We also print them for debugging purposes

Notice the execution of this cell has nothing to do with Spark.

It is using default exeuction engine, which only uses native python and pandas

-

now let's take a look at the underlying dataframe of the yielded airports

In [None]:
airports.native

it is just a pandas dataframe.

-

Now let's explore the main dataset, the flights information.

In [None]:
%%fsql spark
LOAD "gs://fugue/demo/flights/flights.parquet"
PRINT ROWCOUNT

The flights.parquet is a folder of parquet files, using Spark will be much faster

to use spark, we just specify spark for fsql

it has 2.5 million rows

-
-


Now we need to do some transformation on this big dataset

But how can we verify everything is working fine before applying it on the entire dataset?

We can use the Fugue SQL's SAMPLE syntax here and yield a small dataframe to iterate on

In [None]:
%%fsql spark
LOAD "gs://fugue/demo/flights/flights.parquet"
PRINT ROWCOUNT
SAMPLE 0.01 PERCENT SEED 0 PERSIST
YIELD DATAFRAME AS test
PRINT ROWCOUNT

In test, we have only 267 rows

-

If you want to iterate quickly or do unit test,using small dataset is one thing

Avoid using Spark is also a great idea although practically at this point, if you were not using Fugue, you already see Spark dependencies everywhere in your code, bypassing Spark would not be an option any more.

But so far with Fugue, you don't see Spark dependencies anywhere.

### Dataset section
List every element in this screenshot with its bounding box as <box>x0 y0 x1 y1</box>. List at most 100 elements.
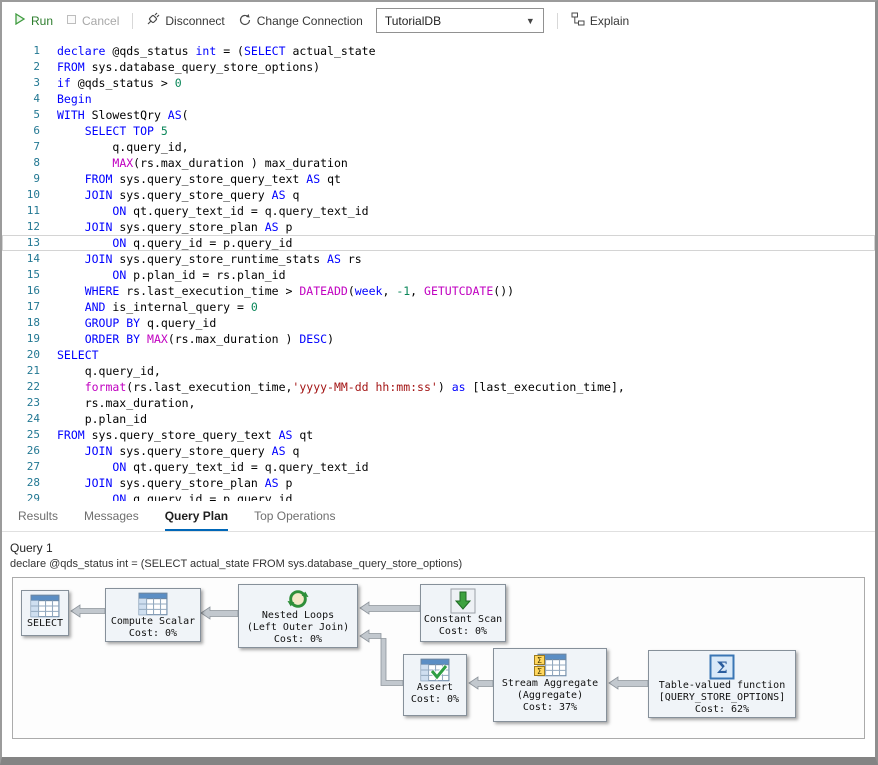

### Given problem 1
Answer these questions from the Fugue notebook excerpt, one line each, marked to match:
(a) How many rows does the flights dataset have?
(b) How many rows does the test dataframe have?
(c) What does the default execution engine use?
### Given problem 2
In the Fugue notebook excerpt, list each distinct keyword that begins a line of Fugue SQL code, leaving out the "%%fsql spark" line.

### Worked answer 1
(a) 2.5 million rows.
(b) 267 rows.
(c) Only native Python and pandas.

### Worked answer 2
LOAD, PRINT, SAMPLE, YIELD